What this task involves: Repeat every line below exactly as it reads.
[Start]
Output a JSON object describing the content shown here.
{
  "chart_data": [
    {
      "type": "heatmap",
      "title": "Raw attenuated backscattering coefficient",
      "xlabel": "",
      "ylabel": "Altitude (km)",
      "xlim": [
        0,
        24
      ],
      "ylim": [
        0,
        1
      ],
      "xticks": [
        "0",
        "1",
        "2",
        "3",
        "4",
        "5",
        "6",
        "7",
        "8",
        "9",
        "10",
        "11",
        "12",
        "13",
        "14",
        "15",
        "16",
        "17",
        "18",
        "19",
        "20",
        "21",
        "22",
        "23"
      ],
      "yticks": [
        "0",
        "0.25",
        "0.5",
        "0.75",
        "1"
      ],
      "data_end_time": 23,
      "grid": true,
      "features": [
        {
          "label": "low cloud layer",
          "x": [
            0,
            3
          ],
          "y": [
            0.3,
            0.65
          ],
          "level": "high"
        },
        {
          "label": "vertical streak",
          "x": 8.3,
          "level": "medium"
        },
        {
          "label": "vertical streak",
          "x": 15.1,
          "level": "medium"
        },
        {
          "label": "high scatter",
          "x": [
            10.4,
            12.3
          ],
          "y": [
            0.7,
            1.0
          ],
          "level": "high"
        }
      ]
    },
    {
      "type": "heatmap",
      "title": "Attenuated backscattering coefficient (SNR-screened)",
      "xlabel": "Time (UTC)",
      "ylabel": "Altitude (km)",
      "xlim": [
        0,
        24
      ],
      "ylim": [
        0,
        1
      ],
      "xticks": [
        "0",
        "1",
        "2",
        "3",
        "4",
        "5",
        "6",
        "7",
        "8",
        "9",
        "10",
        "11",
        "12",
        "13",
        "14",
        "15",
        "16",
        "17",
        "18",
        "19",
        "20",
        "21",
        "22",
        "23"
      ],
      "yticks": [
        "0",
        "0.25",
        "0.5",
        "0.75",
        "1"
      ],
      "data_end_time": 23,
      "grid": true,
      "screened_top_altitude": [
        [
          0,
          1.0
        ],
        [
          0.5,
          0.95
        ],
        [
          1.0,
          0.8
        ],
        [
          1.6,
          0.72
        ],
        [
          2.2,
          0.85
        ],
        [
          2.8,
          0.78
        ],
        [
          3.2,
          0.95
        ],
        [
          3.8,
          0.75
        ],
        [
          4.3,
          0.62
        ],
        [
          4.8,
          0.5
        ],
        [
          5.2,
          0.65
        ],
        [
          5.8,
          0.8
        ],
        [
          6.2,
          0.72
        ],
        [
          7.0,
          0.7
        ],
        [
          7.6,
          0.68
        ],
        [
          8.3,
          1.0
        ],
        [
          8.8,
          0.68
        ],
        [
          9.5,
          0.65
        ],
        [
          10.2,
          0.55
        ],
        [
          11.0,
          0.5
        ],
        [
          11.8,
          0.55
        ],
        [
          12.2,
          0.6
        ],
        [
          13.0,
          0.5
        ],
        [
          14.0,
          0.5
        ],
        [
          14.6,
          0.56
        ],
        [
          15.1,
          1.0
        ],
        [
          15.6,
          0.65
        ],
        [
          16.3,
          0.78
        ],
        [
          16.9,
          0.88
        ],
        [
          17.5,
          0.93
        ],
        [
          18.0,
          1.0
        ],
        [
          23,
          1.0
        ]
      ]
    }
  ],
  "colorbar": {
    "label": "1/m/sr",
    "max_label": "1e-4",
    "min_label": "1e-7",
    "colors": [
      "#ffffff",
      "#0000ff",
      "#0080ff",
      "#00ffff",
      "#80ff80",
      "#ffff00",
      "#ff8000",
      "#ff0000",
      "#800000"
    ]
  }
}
[End]
Task output:
Output a JSON object describing the content shown here.
{
  "chart_data": [
    {
      "type": "heatmap",
      "title": "Raw attenuated backscattering coefficient",
      "xlabel": "",
      "ylabel": "Altitude (km)",
      "xlim": [
        0,
        24
      ],
      "ylim": [
        0,
        1
      ],
      "xticks": [
        "0",
        "1",
        "2",
        "3",
        "4",
        "5",
        "6",
        "7",
        "8",
        "9",
        "10",
        "11",
        "12",
        "13",
        "14",
        "15",
        "16",
        "17",
        "18",
        "19",
        "20",
        "21",
        "22",
        "23"
      ],
      "yticks": [
        "0",
        "0.25",
        "0.5",
        "0.75",
        "1"
      ],
      "data_end_time": 23,
      "grid": true,
      "features": [
        {
          "label": "low cloud layer",
          "x": [
            0,
            3
          ],
          "y": [
            0.3,
            0.65
          ],
          "level": "high"
        },
        {
          "label": "vertical streak",
          "x": 8.3,
          "level": "medium"
        },
        {
          "label": "vertical streak",
          "x": 15.1,
          "level": "medium"
        },
        {
          "label": "high scatter",
          "x": [
            10.4,
            12.3
          ],
          "y": [
            0.7,
            1.0
          ],
          "level": "high"
        }
      ]
    },
    {
      "type": "heatmap",
      "title": "Attenuated backscattering coefficient (SNR-screened)",
      "xlabel": "Time (UTC)",
      "ylabel": "Altitude (km)",
      "xlim": [
        0,
        24
      ],
      "ylim": [
        0,
        1
      ],
      "xticks": [
        "0",
        "1",
        "2",
        "3",
        "4",
        "5",
        "6",
        "7",
        "8",
        "9",
        "10",
        "11",
        "12",
        "13",
        "14",
        "15",
        "16",
        "17",
        "18",
        "19",
        "20",
        "21",
        "22",
        "23"
      ],
      "yticks": [
        "0",
        "0.25",
        "0.5",
        "0.75",
        "1"
      ],
      "data_end_time": 23,
      "grid": true,
      "screened_top_altitude": [
        [
          0,
          1.0
        ],
        [
          0.5,
          0.95
        ],
        [
          1.0,
          0.8
        ],
        [
          1.6,
          0.72
        ],
        [
          2.2,
          0.85
        ],
        [
          2.8,
          0.78
        ],
        [
          3.2,
          0.95
        ],
        [
          3.8,
          0.75
        ],
        [
          4.3,
          0.62
        ],
        [
          4.8,
          0.5
        ],
        [
          5.2,
          0.65
        ],
        [
          5.8,
          0.8
        ],
        [
          6.2,
          0.72
        ],
        [
          7.0,
          0.7
        ],
        [
          7.6,
          0.68
        ],
        [
          8.3,
          1.0
        ],
        [
          8.8,
          0.68
        ],
        [
          9.5,
          0.65
        ],
        [
          10.2,
          0.55
        ],
        [
          11.0,
          0.5
        ],
        [
          11.8,
          0.55
        ],
        [
          12.2,
          0.6
        ],
        [
          13.0,
          0.5
        ],
        [
          14.0,
          0.5
        ],
        [
          14.6,
          0.56
        ],
        [
          15.1,
          1.0
        ],
        [
          15.6,
          0.65
        ],
        [
          16.3,
          0.78
        ],
        [
          16.9,
          0.88
        ],
        [
          17.5,
          0.93
        ],
        [
          18.0,
          1.0
        ],
        [
          23,
          1.0
        ]
      ]
    }
  ],
  "colorbar": {
    "label": "1/m/sr",
    "max_label": "1e-4",
    "min_label": "1e-7",
    "colors": [
      "#ffffff",
      "#0000ff",
      "#0080ff",
      "#00ffff",
      "#80ff80",
      "#ffff00",
      "#ff8000",
      "#ff0000",
      "#800000"
    ]
  }
}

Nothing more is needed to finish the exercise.